### Aim:
Present every line in which the string "trovo" appears.

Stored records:
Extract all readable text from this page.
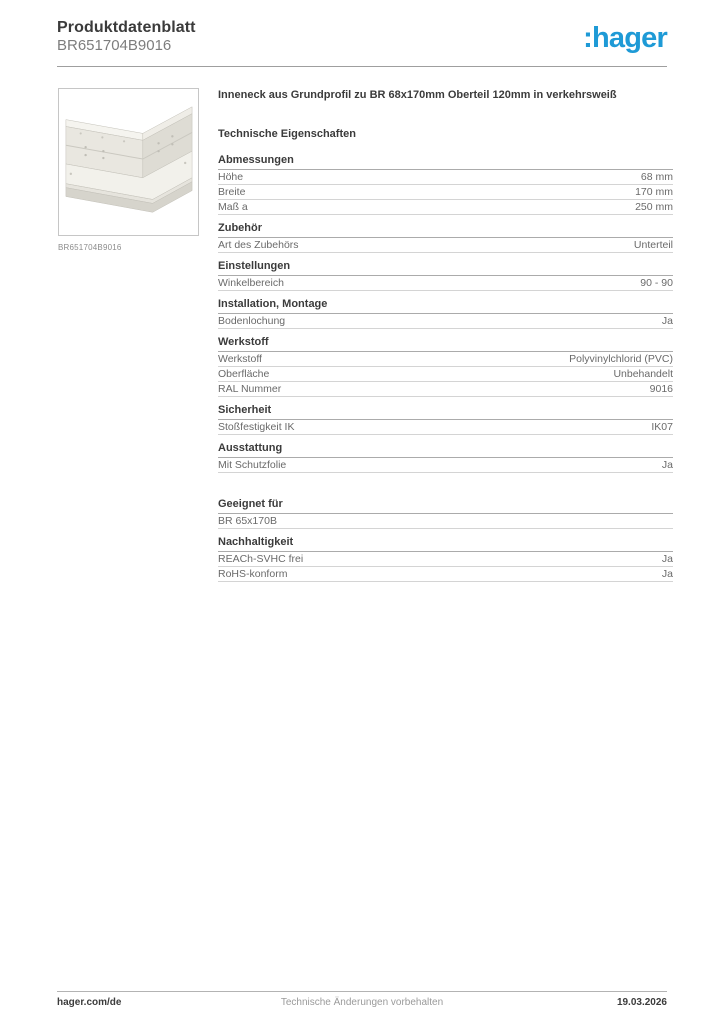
Produktdatenblatt
BR651704B9016	:hager
BR651704B9016
Inneneck aus Grundprofil zu BR 68x170mm Oberteil 120mm in verkehrsweiß
Technische Eigenschaften
Abmessungen
Höhe	68 mm
Breite	170 mm
Maß a	250 mm
Zubehör
Art des Zubehörs	Unterteil
Einstellungen
Winkelbereich	90 - 90
Installation, Montage
Bodenlochung	Ja
Werkstoff
Werkstoff	Polyvinylchlorid (PVC)
Oberfläche	Unbehandelt
RAL Nummer	9016
Sicherheit
Stoßfestigkeit IK	IK07
Ausstattung
Mit Schutzfolie	Ja
Geeignet für
BR 65x170B
Nachhaltigkeit
REACh-SVHC frei	Ja
RoHS-konform	Ja
hager.com/de	Technische Änderungen vorbehalten	19.03.2026
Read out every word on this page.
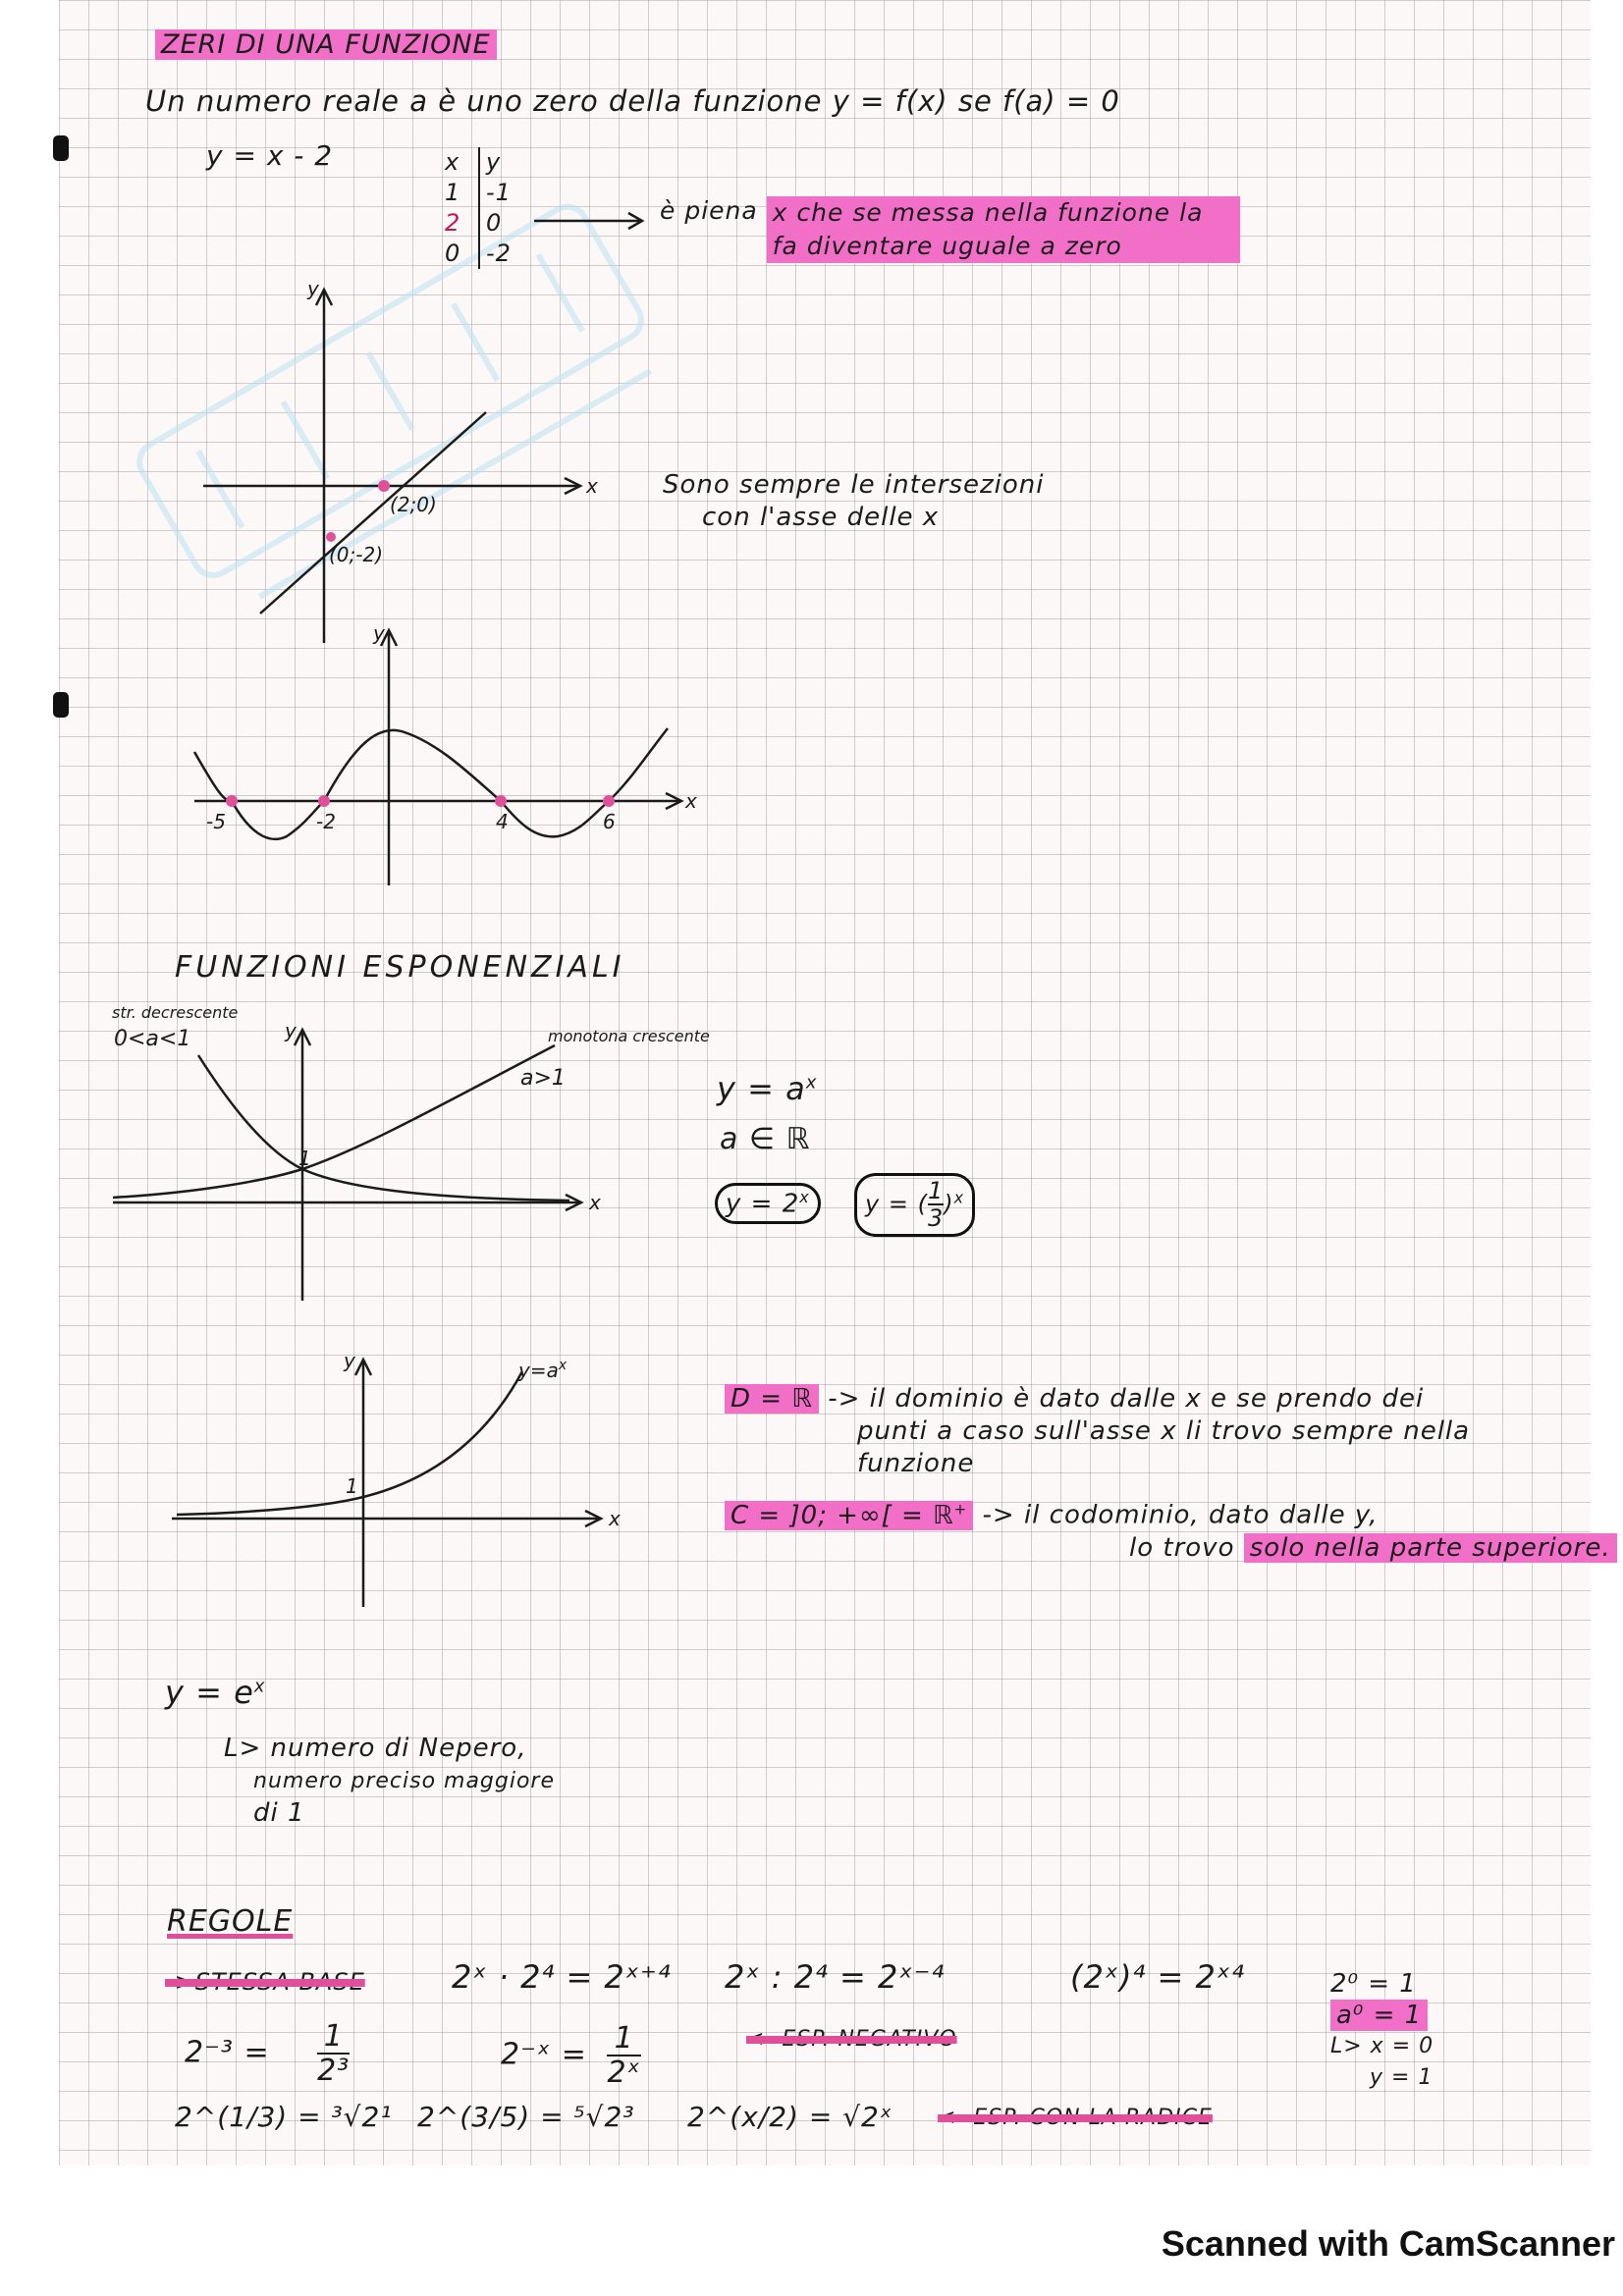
ZERI DI UNA FUNZIONE
Un numero reale a è uno zero della funzione y = f(x) se f(a) = 0
y = x - 2	x	y
1	-1
2	0
0	-2
è piena x che se messa nella funzione la fa diventare uguale a zero
y
x
(2;0)
(0;-2)
Sono sempre le intersezioni
con l'asse delle x
y
x
-5	-2	4	6
FUNZIONI ESPONENZIALI
str. decrescente
0<a<1	monotona crescente
a>1
y
x
1
$y = a^x$
a ∈ ℝ
$y = 2^x$	y = ( $\frac{1}{3} )^x$
y
x
1
$y=a^x$
D = ℝ -> il dominio è dato dalle x e se prendo dei
punti a caso sull'asse x li trovo sempre nella
funzione
C = ]0; +∞[ = ℝ+ -> il codominio, dato dalle y,
lo trovo solo nella parte superiore.
$y = e^x$
L> numero di Nepero,
numero preciso maggiore
di 1
REGOLE
->STESSA BASE	2ˣ · 2⁴ = 2ˣ⁺⁴ 2ˣ : 2⁴ = 2ˣ⁻⁴	(2ˣ)⁴ = 2ˣ⁴	2⁰ = 1
a⁰ = 1
L> x = 0
y = 1
$2^{-3} = \frac{1}{\text{2³}}$	2⁻ˣ = $\frac{1}{\text{2ˣ}}$	<- ESP. NEGATIVO
2^(1/3) = ³√2¹ 2^(3/5) = ⁵√2³ 2^(x/2) = √2ˣ <- ESP. CON LA RADICE
Scanned with CamScanner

### Answer to the problem:
punti a caso sull'asse x li trovo sempre nella
lo trovo solo nella parte superiore.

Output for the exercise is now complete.